◆ DIRECTIONS
Return every line of the data below that includes the string "ylabel".

[Excerpts from a figure dataset]
============================================================

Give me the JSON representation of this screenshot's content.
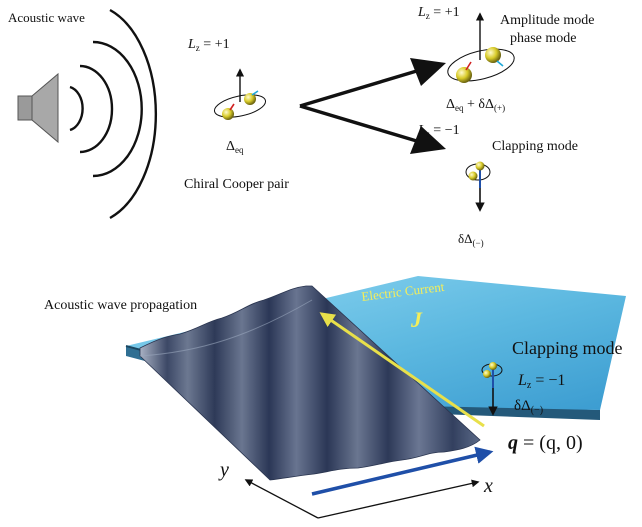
{
  "top": {
    "acoustic_wave_label": "Acoustic wave",
    "chiral_pair": {
      "lz": "L",
      "lz_sub": "z",
      "lz_value": " = +1",
      "delta_eq": "Δ",
      "delta_eq_sub": "eq",
      "caption": "Chiral Cooper pair"
    },
    "amplitude_mode": {
      "lz": "L",
      "lz_sub": "z",
      "lz_value": " = +1",
      "title_line1": "Amplitude mode",
      "title_line2": "phase mode",
      "delta": "Δ",
      "delta_sub": "eq",
      "delta_plus": " + δΔ",
      "delta_plus_sub": "(+)"
    },
    "clapping_mode": {
      "lz": "L",
      "lz_sub": "z",
      "lz_value": " = −1",
      "title": "Clapping mode",
      "delta": "δΔ",
      "delta_sub": "(−)"
    }
  },
  "bottom": {
    "propagation_label": "Acoustic wave propagation",
    "current_label": "Electric Current",
    "current_symbol": "J",
    "clapping_title": "Clapping mode",
    "lz": "L",
    "lz_sub": "z",
    "lz_value": " = −1",
    "delta": "δΔ",
    "delta_sub": "(−)",
    "q_symbol": "q",
    "q_value": " = (q, 0)",
    "x_axis": "x",
    "y_axis": "y"
  },
  "colors": {
    "slab_top": "#6cc4e6",
    "slab_edge": "#2f6f93",
    "wave": "#4a5878",
    "current_arrow": "#e8e04a",
    "q_arrow": "#1f4fa8",
    "electron": "#d9cc2a"
  }
}
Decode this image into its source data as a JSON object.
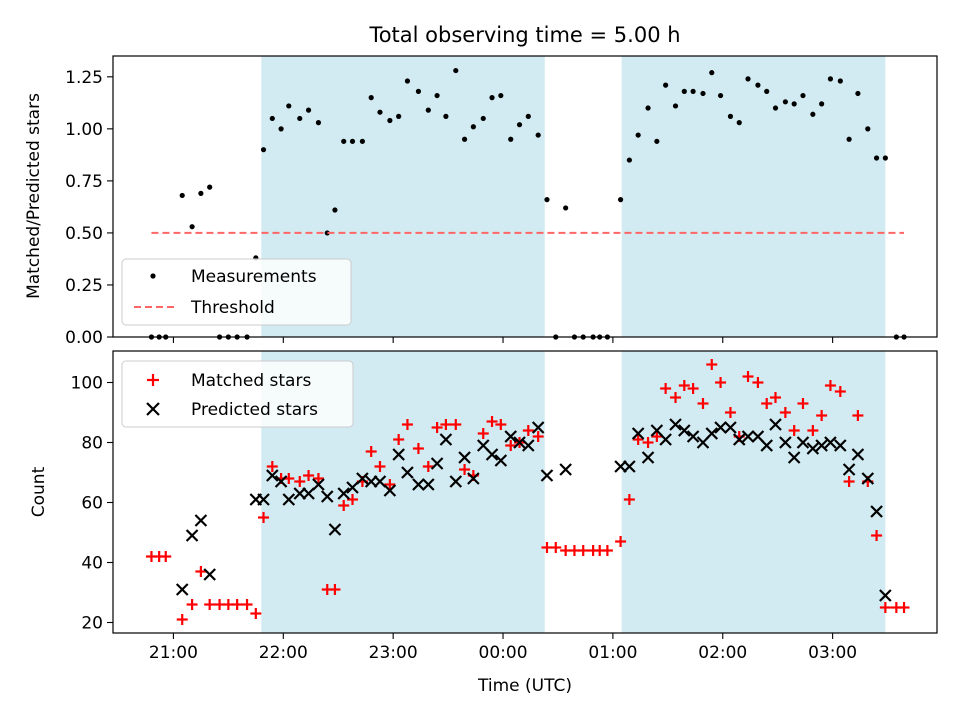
{
  "figure": {
    "title": "Total observing time = 5.00 h"
  },
  "chart_data": [
    {
      "type": "scatter",
      "panel": "top",
      "xlabel": "",
      "ylabel": "Matched/Predicted stars",
      "xlim": [
        20.45,
        27.95
      ],
      "ylim": [
        0.0,
        1.35
      ],
      "yticks": [
        0.0,
        0.25,
        0.5,
        0.75,
        1.0,
        1.25
      ],
      "ytick_labels": [
        "0.00",
        "0.25",
        "0.50",
        "0.75",
        "1.00",
        "1.25"
      ],
      "xticks": [
        21,
        22,
        23,
        24,
        25,
        26,
        27
      ],
      "shaded_intervals": [
        [
          21.8,
          24.38
        ],
        [
          25.08,
          27.48
        ]
      ],
      "shade_color": "#add8e6",
      "legend": {
        "placement": "lower-left",
        "entries": [
          "Measurements",
          "Threshold"
        ]
      },
      "series": [
        {
          "name": "Measurements",
          "marker": "dot",
          "color": "#000000",
          "points": [
            [
              20.8,
              0.0
            ],
            [
              20.87,
              0.0
            ],
            [
              20.93,
              0.0
            ],
            [
              21.08,
              0.68
            ],
            [
              21.17,
              0.53
            ],
            [
              21.25,
              0.69
            ],
            [
              21.33,
              0.72
            ],
            [
              21.42,
              0.0
            ],
            [
              21.5,
              0.0
            ],
            [
              21.58,
              0.0
            ],
            [
              21.67,
              0.0
            ],
            [
              21.75,
              0.38
            ],
            [
              21.82,
              0.9
            ],
            [
              21.9,
              1.05
            ],
            [
              21.98,
              1.0
            ],
            [
              22.05,
              1.11
            ],
            [
              22.15,
              1.05
            ],
            [
              22.23,
              1.09
            ],
            [
              22.32,
              1.03
            ],
            [
              22.4,
              0.5
            ],
            [
              22.47,
              0.61
            ],
            [
              22.55,
              0.94
            ],
            [
              22.63,
              0.94
            ],
            [
              22.72,
              0.94
            ],
            [
              22.8,
              1.15
            ],
            [
              22.88,
              1.08
            ],
            [
              22.97,
              1.04
            ],
            [
              23.05,
              1.06
            ],
            [
              23.13,
              1.23
            ],
            [
              23.23,
              1.18
            ],
            [
              23.32,
              1.09
            ],
            [
              23.4,
              1.16
            ],
            [
              23.48,
              1.06
            ],
            [
              23.57,
              1.28
            ],
            [
              23.65,
              0.95
            ],
            [
              23.73,
              1.01
            ],
            [
              23.82,
              1.05
            ],
            [
              23.9,
              1.15
            ],
            [
              23.98,
              1.16
            ],
            [
              24.07,
              0.95
            ],
            [
              24.15,
              1.02
            ],
            [
              24.23,
              1.06
            ],
            [
              24.32,
              0.97
            ],
            [
              24.4,
              0.66
            ],
            [
              24.48,
              0.0
            ],
            [
              24.57,
              0.62
            ],
            [
              24.65,
              0.0
            ],
            [
              24.73,
              0.0
            ],
            [
              24.82,
              0.0
            ],
            [
              24.88,
              0.0
            ],
            [
              24.95,
              0.0
            ],
            [
              25.07,
              0.66
            ],
            [
              25.15,
              0.85
            ],
            [
              25.23,
              0.97
            ],
            [
              25.32,
              1.1
            ],
            [
              25.4,
              0.94
            ],
            [
              25.48,
              1.21
            ],
            [
              25.57,
              1.11
            ],
            [
              25.65,
              1.18
            ],
            [
              25.73,
              1.18
            ],
            [
              25.82,
              1.17
            ],
            [
              25.9,
              1.27
            ],
            [
              25.98,
              1.16
            ],
            [
              26.07,
              1.06
            ],
            [
              26.15,
              1.03
            ],
            [
              26.23,
              1.24
            ],
            [
              26.32,
              1.21
            ],
            [
              26.4,
              1.18
            ],
            [
              26.48,
              1.1
            ],
            [
              26.57,
              1.13
            ],
            [
              26.65,
              1.12
            ],
            [
              26.73,
              1.16
            ],
            [
              26.82,
              1.07
            ],
            [
              26.9,
              1.12
            ],
            [
              26.98,
              1.24
            ],
            [
              27.07,
              1.23
            ],
            [
              27.15,
              0.95
            ],
            [
              27.23,
              1.17
            ],
            [
              27.32,
              1.0
            ],
            [
              27.4,
              0.86
            ],
            [
              27.48,
              0.86
            ],
            [
              27.58,
              0.0
            ],
            [
              27.65,
              0.0
            ]
          ]
        },
        {
          "name": "Threshold",
          "style": "dashed-line",
          "color": "#ff6666",
          "points": [
            [
              20.8,
              0.5
            ],
            [
              27.65,
              0.5
            ]
          ]
        }
      ]
    },
    {
      "type": "scatter",
      "panel": "bottom",
      "xlabel": "Time (UTC)",
      "ylabel": "Count",
      "xlim": [
        20.45,
        27.95
      ],
      "ylim": [
        16.5,
        110.5
      ],
      "yticks": [
        20,
        40,
        60,
        80,
        100
      ],
      "ytick_labels": [
        "20",
        "40",
        "60",
        "80",
        "100"
      ],
      "xticks": [
        21,
        22,
        23,
        24,
        25,
        26,
        27
      ],
      "xtick_labels": [
        "21:00",
        "22:00",
        "23:00",
        "00:00",
        "01:00",
        "02:00",
        "03:00"
      ],
      "shaded_intervals": [
        [
          21.8,
          24.38
        ],
        [
          25.08,
          27.48
        ]
      ],
      "shade_color": "#add8e6",
      "legend": {
        "placement": "top-left",
        "entries": [
          "Matched stars",
          "Predicted stars"
        ]
      },
      "series": [
        {
          "name": "Matched stars",
          "marker": "plus",
          "color": "#ff0000",
          "points": [
            [
              20.8,
              42
            ],
            [
              20.87,
              42
            ],
            [
              20.93,
              42
            ],
            [
              21.08,
              21
            ],
            [
              21.17,
              26
            ],
            [
              21.25,
              37
            ],
            [
              21.33,
              26
            ],
            [
              21.42,
              26
            ],
            [
              21.5,
              26
            ],
            [
              21.58,
              26
            ],
            [
              21.67,
              26
            ],
            [
              21.75,
              23
            ],
            [
              21.82,
              55
            ],
            [
              21.9,
              72
            ],
            [
              21.98,
              68
            ],
            [
              22.05,
              68
            ],
            [
              22.15,
              67
            ],
            [
              22.23,
              69
            ],
            [
              22.32,
              68
            ],
            [
              22.4,
              31
            ],
            [
              22.47,
              31
            ],
            [
              22.55,
              59
            ],
            [
              22.63,
              61
            ],
            [
              22.72,
              67
            ],
            [
              22.8,
              77
            ],
            [
              22.88,
              72
            ],
            [
              22.97,
              66
            ],
            [
              23.05,
              81
            ],
            [
              23.13,
              86
            ],
            [
              23.23,
              78
            ],
            [
              23.32,
              72
            ],
            [
              23.4,
              85
            ],
            [
              23.48,
              86
            ],
            [
              23.57,
              86
            ],
            [
              23.65,
              71
            ],
            [
              23.73,
              69
            ],
            [
              23.82,
              83
            ],
            [
              23.9,
              87
            ],
            [
              23.98,
              86
            ],
            [
              24.07,
              79
            ],
            [
              24.15,
              80
            ],
            [
              24.23,
              84
            ],
            [
              24.32,
              82
            ],
            [
              24.4,
              45
            ],
            [
              24.48,
              45
            ],
            [
              24.57,
              44
            ],
            [
              24.65,
              44
            ],
            [
              24.73,
              44
            ],
            [
              24.82,
              44
            ],
            [
              24.88,
              44
            ],
            [
              24.95,
              44
            ],
            [
              25.07,
              47
            ],
            [
              25.15,
              61
            ],
            [
              25.23,
              81
            ],
            [
              25.32,
              80
            ],
            [
              25.4,
              82
            ],
            [
              25.48,
              98
            ],
            [
              25.57,
              95
            ],
            [
              25.65,
              99
            ],
            [
              25.73,
              98
            ],
            [
              25.82,
              93
            ],
            [
              25.9,
              106
            ],
            [
              25.98,
              100
            ],
            [
              26.07,
              90
            ],
            [
              26.15,
              82
            ],
            [
              26.23,
              102
            ],
            [
              26.32,
              100
            ],
            [
              26.4,
              93
            ],
            [
              26.48,
              95
            ],
            [
              26.57,
              90
            ],
            [
              26.65,
              84
            ],
            [
              26.73,
              93
            ],
            [
              26.82,
              84
            ],
            [
              26.9,
              89
            ],
            [
              26.98,
              99
            ],
            [
              27.07,
              97
            ],
            [
              27.15,
              67
            ],
            [
              27.23,
              89
            ],
            [
              27.32,
              67
            ],
            [
              27.4,
              49
            ],
            [
              27.48,
              25
            ],
            [
              27.58,
              25
            ],
            [
              27.65,
              25
            ]
          ]
        },
        {
          "name": "Predicted stars",
          "marker": "x",
          "color": "#000000",
          "points": [
            [
              21.08,
              31
            ],
            [
              21.17,
              49
            ],
            [
              21.25,
              54
            ],
            [
              21.33,
              36
            ],
            [
              21.75,
              61
            ],
            [
              21.82,
              61
            ],
            [
              21.9,
              69
            ],
            [
              21.98,
              67
            ],
            [
              22.05,
              61
            ],
            [
              22.15,
              63
            ],
            [
              22.23,
              63
            ],
            [
              22.32,
              66
            ],
            [
              22.4,
              62
            ],
            [
              22.47,
              51
            ],
            [
              22.55,
              63
            ],
            [
              22.63,
              65
            ],
            [
              22.72,
              68
            ],
            [
              22.8,
              67
            ],
            [
              22.88,
              67
            ],
            [
              22.97,
              64
            ],
            [
              23.05,
              76
            ],
            [
              23.13,
              70
            ],
            [
              23.23,
              66
            ],
            [
              23.32,
              66
            ],
            [
              23.4,
              73
            ],
            [
              23.48,
              81
            ],
            [
              23.57,
              67
            ],
            [
              23.65,
              75
            ],
            [
              23.73,
              68
            ],
            [
              23.82,
              79
            ],
            [
              23.9,
              76
            ],
            [
              23.98,
              74
            ],
            [
              24.07,
              82
            ],
            [
              24.15,
              80
            ],
            [
              24.23,
              79
            ],
            [
              24.32,
              85
            ],
            [
              24.4,
              69
            ],
            [
              24.57,
              71
            ],
            [
              25.07,
              72
            ],
            [
              25.15,
              72
            ],
            [
              25.23,
              83
            ],
            [
              25.32,
              75
            ],
            [
              25.4,
              84
            ],
            [
              25.48,
              81
            ],
            [
              25.57,
              86
            ],
            [
              25.65,
              84
            ],
            [
              25.73,
              82
            ],
            [
              25.82,
              80
            ],
            [
              25.9,
              83
            ],
            [
              25.98,
              85
            ],
            [
              26.07,
              85
            ],
            [
              26.15,
              81
            ],
            [
              26.23,
              82
            ],
            [
              26.32,
              82
            ],
            [
              26.4,
              79
            ],
            [
              26.48,
              86
            ],
            [
              26.57,
              80
            ],
            [
              26.65,
              75
            ],
            [
              26.73,
              80
            ],
            [
              26.82,
              78
            ],
            [
              26.9,
              79
            ],
            [
              26.98,
              80
            ],
            [
              27.07,
              79
            ],
            [
              27.15,
              71
            ],
            [
              27.23,
              76
            ],
            [
              27.32,
              68
            ],
            [
              27.4,
              57
            ],
            [
              27.48,
              29
            ]
          ]
        }
      ]
    }
  ]
}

============================================================

◆ OUTPUT OF THE TASK
      "ylabel": "Matched/Predicted stars",
      "ylabel": "Count",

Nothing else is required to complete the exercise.